RECORDS FOR THIS TASK:

+++

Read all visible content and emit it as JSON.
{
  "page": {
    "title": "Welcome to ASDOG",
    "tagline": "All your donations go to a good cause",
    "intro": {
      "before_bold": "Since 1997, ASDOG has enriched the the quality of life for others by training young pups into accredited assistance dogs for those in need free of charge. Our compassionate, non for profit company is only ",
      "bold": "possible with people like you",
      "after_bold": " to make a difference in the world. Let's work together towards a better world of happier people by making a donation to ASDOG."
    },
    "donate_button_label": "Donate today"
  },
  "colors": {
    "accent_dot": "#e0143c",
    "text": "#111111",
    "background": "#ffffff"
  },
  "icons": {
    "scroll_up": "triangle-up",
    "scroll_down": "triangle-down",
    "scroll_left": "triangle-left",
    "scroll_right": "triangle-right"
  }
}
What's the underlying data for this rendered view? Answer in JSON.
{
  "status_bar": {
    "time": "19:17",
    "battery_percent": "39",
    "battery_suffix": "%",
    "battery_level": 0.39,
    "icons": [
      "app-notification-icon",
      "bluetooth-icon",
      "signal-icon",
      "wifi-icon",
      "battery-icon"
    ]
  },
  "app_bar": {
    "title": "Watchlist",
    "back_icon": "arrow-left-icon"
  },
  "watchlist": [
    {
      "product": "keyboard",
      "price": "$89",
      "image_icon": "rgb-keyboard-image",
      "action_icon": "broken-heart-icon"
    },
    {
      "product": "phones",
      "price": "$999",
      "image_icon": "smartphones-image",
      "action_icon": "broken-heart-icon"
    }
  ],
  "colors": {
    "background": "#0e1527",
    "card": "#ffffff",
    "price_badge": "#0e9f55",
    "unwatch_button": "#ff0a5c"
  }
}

+++

Only a number is wanted: how many lines of the material above hold "left"?

2